Wherever a line in the data below holds "ΟΕΠΕΚ", copy that line.

## Dataset excerpts
-- START --

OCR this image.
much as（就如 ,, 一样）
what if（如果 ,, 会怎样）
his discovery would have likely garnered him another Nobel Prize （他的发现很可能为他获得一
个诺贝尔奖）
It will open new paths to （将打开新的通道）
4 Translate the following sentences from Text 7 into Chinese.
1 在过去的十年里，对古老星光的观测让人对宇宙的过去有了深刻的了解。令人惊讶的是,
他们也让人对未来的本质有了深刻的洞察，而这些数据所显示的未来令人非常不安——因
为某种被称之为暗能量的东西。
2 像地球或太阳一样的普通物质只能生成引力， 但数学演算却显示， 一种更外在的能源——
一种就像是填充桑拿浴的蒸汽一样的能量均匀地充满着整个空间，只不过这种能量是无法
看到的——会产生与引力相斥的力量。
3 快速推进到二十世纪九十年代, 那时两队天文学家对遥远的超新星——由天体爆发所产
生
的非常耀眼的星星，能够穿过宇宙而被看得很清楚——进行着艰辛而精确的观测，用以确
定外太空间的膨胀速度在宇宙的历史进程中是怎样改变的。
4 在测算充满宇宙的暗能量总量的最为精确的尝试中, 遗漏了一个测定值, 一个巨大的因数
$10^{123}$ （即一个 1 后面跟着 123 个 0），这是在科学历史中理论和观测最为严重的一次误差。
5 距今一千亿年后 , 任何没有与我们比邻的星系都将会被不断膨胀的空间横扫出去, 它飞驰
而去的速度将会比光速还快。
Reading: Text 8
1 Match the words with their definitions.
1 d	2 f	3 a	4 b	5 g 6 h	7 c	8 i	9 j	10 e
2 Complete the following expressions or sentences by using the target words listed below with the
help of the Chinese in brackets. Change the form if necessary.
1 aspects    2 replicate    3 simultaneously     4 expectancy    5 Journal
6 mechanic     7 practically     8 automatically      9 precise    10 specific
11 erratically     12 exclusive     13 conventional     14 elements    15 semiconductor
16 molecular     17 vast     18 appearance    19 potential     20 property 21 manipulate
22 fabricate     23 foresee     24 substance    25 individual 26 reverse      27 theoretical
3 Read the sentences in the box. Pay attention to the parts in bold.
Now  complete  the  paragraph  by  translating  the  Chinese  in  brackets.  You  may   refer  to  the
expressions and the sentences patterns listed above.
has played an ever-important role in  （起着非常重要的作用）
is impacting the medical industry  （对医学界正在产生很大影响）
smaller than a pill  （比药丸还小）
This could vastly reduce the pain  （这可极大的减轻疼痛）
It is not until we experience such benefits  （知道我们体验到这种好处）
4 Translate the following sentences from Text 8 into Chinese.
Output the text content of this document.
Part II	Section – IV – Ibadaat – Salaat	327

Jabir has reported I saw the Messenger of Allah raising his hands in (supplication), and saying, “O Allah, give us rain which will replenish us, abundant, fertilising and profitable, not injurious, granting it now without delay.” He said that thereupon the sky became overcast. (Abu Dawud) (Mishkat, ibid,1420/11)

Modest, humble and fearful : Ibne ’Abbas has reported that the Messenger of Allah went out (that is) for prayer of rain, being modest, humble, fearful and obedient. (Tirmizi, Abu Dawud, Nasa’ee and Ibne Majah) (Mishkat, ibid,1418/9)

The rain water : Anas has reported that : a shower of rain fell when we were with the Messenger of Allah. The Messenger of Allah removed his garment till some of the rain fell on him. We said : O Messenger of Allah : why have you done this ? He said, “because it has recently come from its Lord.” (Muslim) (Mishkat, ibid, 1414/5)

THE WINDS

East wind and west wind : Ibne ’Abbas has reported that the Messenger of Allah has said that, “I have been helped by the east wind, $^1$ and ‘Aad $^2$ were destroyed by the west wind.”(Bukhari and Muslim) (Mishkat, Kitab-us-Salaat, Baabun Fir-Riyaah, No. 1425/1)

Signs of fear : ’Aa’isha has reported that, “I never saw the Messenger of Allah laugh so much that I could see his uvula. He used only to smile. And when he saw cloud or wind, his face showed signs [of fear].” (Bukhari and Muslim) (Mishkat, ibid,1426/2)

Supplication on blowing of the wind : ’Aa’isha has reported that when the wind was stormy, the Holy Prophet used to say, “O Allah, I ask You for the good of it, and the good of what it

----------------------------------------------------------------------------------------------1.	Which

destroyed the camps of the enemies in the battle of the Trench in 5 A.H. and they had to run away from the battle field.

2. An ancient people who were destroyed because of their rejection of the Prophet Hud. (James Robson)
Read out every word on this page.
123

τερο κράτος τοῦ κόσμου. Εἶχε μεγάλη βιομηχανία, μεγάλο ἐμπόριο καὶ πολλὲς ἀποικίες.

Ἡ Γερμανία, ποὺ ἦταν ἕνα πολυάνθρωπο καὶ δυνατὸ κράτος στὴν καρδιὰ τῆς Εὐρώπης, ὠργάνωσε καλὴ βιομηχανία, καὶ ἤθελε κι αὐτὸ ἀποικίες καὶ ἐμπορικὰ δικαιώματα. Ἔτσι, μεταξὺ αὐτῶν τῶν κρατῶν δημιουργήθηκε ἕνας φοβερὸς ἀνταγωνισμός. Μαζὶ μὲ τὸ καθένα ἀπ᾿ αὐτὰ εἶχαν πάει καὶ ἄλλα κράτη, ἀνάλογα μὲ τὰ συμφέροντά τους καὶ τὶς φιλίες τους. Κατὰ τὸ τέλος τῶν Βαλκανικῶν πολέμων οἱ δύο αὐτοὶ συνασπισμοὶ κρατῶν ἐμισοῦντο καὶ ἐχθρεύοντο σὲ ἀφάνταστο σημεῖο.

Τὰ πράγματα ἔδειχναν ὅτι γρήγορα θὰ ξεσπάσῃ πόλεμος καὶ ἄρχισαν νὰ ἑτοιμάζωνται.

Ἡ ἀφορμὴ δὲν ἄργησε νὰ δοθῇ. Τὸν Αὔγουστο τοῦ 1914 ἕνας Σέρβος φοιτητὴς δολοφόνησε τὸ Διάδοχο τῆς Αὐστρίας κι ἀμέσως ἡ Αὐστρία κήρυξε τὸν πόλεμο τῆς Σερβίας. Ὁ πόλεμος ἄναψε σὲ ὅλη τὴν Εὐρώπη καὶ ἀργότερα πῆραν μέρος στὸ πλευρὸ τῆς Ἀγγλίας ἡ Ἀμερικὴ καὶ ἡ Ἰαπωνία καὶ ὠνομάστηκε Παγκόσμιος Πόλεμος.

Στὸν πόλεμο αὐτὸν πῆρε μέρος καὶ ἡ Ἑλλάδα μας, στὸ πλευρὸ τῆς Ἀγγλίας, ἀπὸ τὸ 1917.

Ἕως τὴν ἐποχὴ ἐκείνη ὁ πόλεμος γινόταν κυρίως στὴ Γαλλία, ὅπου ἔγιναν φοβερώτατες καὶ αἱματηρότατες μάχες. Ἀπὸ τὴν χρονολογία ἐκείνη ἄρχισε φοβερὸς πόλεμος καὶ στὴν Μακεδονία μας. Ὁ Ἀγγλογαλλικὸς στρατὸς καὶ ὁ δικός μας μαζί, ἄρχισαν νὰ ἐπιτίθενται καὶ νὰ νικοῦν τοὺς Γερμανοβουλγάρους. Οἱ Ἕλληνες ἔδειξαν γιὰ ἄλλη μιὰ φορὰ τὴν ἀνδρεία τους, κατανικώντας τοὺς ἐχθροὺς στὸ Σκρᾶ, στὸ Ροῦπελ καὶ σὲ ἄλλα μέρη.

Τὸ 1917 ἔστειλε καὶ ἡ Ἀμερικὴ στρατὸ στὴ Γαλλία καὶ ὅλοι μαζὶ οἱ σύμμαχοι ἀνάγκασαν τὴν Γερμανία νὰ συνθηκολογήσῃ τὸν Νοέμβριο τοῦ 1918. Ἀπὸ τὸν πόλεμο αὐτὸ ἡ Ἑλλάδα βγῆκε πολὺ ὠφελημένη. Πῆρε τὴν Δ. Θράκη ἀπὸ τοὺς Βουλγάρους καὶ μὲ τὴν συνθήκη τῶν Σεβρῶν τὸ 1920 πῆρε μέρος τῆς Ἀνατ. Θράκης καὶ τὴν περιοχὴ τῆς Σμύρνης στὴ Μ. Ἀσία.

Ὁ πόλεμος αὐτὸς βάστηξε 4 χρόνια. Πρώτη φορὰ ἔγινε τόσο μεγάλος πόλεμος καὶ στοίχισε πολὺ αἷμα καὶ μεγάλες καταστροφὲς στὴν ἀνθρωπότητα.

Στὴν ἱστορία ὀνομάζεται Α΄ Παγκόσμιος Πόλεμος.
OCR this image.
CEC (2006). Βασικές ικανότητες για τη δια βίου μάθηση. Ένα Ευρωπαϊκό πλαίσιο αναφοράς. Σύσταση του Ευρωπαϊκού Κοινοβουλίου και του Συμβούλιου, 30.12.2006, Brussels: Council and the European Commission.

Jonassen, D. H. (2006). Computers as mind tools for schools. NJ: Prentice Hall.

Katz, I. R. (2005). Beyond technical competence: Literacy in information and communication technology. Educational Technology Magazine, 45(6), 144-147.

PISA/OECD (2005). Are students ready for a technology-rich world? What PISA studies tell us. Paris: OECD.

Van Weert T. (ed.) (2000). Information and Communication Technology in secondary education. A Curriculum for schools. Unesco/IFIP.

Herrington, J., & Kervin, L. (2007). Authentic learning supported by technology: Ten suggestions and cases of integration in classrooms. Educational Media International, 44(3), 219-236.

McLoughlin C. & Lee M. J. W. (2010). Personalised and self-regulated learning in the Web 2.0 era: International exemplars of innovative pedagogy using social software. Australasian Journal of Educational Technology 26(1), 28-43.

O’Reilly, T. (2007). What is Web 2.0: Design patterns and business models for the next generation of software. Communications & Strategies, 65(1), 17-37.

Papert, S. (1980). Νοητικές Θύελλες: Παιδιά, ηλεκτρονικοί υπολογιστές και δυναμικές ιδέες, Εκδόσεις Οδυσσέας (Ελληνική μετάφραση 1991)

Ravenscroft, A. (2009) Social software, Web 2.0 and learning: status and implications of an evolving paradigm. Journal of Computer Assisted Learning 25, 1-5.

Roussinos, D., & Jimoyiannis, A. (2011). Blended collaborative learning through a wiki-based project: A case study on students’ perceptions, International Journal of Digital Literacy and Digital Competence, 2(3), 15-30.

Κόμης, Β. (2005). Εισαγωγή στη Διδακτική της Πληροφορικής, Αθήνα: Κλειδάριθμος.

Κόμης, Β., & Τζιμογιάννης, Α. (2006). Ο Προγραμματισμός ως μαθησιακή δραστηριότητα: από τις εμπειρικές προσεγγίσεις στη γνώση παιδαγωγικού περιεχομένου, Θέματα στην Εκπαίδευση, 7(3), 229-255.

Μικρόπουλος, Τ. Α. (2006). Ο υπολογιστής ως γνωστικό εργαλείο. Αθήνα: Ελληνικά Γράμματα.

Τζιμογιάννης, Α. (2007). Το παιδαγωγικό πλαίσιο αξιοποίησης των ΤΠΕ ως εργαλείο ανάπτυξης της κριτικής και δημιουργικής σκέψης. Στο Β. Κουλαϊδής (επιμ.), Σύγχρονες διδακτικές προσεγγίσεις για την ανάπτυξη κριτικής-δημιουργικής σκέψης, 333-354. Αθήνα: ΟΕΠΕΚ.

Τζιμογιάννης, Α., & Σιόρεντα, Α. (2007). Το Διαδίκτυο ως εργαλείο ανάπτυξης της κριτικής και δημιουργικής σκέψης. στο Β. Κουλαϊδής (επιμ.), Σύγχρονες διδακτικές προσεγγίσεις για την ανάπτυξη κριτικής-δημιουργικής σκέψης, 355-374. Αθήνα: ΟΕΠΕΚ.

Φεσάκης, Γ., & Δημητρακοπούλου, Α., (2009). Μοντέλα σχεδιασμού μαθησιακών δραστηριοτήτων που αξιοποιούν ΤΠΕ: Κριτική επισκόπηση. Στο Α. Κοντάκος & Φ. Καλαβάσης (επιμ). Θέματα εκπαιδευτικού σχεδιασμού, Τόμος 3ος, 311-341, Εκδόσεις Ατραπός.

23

-- END --

## Reply
Τζιμογιάννης, Α. (2007). Το παιδαγωγικό πλαίσιο αξιοποίησης των ΤΠΕ ως εργαλείο ανάπτυξης της κριτικής και δημιουργικής σκέψης. Στο Β. Κουλαϊδής (επιμ.), Σύγχρονες διδακτικές προσεγγίσεις για την ανάπτυξη κριτικής-δημιουργικής σκέψης, 333-354. Αθήνα: ΟΕΠΕΚ.
Τζιμογιάννης, Α., & Σιόρεντα, Α. (2007). Το Διαδίκτυο ως εργαλείο ανάπτυξης της κριτικής και δημιουργικής σκέψης. στο Β. Κουλαϊδής (επιμ.), Σύγχρονες διδακτικές προσεγγίσεις για την ανάπτυξη κριτικής-δημιουργικής σκέψης, 355-374. Αθήνα: ΟΕΠΕΚ.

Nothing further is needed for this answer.